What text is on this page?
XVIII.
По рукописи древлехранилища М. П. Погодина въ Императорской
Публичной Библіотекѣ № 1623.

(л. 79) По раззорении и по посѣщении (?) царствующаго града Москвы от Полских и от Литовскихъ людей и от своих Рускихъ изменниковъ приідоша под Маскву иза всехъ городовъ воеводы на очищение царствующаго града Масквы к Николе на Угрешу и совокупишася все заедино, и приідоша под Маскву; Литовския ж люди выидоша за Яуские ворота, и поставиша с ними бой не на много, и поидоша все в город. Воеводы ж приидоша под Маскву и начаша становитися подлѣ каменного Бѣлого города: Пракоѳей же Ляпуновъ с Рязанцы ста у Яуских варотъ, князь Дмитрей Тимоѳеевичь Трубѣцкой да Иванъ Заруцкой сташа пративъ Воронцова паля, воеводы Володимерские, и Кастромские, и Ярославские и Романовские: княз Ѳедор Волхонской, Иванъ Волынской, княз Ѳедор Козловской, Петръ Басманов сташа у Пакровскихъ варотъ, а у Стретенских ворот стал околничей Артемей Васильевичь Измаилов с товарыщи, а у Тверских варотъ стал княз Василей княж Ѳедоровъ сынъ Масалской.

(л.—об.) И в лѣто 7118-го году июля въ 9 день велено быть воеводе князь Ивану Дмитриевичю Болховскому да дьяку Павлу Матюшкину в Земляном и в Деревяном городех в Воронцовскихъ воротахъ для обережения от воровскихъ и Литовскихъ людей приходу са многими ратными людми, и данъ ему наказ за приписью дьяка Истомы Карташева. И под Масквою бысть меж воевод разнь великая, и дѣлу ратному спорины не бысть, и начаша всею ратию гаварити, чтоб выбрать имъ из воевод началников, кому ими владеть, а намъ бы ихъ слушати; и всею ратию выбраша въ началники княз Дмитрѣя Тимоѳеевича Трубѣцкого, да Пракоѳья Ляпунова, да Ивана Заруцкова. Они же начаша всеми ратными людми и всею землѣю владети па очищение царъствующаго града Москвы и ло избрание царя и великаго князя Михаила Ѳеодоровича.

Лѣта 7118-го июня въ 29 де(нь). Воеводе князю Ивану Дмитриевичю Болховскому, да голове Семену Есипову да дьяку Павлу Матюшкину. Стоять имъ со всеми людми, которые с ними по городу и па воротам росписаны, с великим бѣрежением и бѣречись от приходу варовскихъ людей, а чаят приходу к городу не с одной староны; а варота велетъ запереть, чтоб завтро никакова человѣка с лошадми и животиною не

* [Given task]: Every line above should be written out again exactly as it stands.

* [The output]:
What text is on this page?
XVIII.
По рукописи древлехранилища М. П. Погодина въ Императорской
Публичной Библіотекѣ № 1623.

(л. 79) По раззорении и по посѣщении (?) царствующаго града Москвы от Полских и от Литовскихъ людей и от своих Рускихъ изменниковъ приідоша под Маскву иза всехъ городовъ воеводы на очищение царствующаго града Масквы к Николе на Угрешу и совокупишася все заедино, и приідоша под Маскву; Литовския ж люди выидоша за Яуские ворота, и поставиша с ними бой не на много, и поидоша все в город. Воеводы ж приидоша под Маскву и начаша становитися подлѣ каменного Бѣлого города: Пракоѳей же Ляпуновъ с Рязанцы ста у Яуских варотъ, князь Дмитрей Тимоѳеевичь Трубѣцкой да Иванъ Заруцкой сташа пративъ Воронцова паля, воеводы Володимерские, и Кастромские, и Ярославские и Романовские: княз Ѳедор Волхонской, Иванъ Волынской, княз Ѳедор Козловской, Петръ Басманов сташа у Пакровскихъ варотъ, а у Стретенских ворот стал околничей Артемей Васильевичь Измаилов с товарыщи, а у Тверских варотъ стал княз Василей княж Ѳедоровъ сынъ Масалской.

(л.—об.) И в лѣто 7118-го году июля въ 9 день велено быть воеводе князь Ивану Дмитриевичю Болховскому да дьяку Павлу Матюшкину в Земляном и в Деревяном городех в Воронцовскихъ воротахъ для обережения от воровскихъ и Литовскихъ людей приходу са многими ратными людми, и данъ ему наказ за приписью дьяка Истомы Карташева. И под Масквою бысть меж воевод разнь великая, и дѣлу ратному спорины не бысть, и начаша всею ратию гаварити, чтоб выбрать имъ из воевод началников, кому ими владеть, а намъ бы ихъ слушати; и всею ратию выбраша въ началники княз Дмитрѣя Тимоѳеевича Трубѣцкого, да Пракоѳья Ляпунова, да Ивана Заруцкова. Они же начаша всеми ратными людми и всею землѣю владети па очищение царъствующаго града Москвы и ло избрание царя и великаго князя Михаила Ѳеодоровича.

Лѣта 7118-го июня въ 29 де(нь). Воеводе князю Ивану Дмитриевичю Болховскому, да голове Семену Есипову да дьяку Павлу Матюшкину. Стоять имъ со всеми людми, которые с ними по городу и па воротам росписаны, с великим бѣрежением и бѣречись от приходу варовскихъ людей, а чаят приходу к городу не с одной староны; а варота велетъ запереть, чтоб завтро никакова человѣка с лошадми и животиною не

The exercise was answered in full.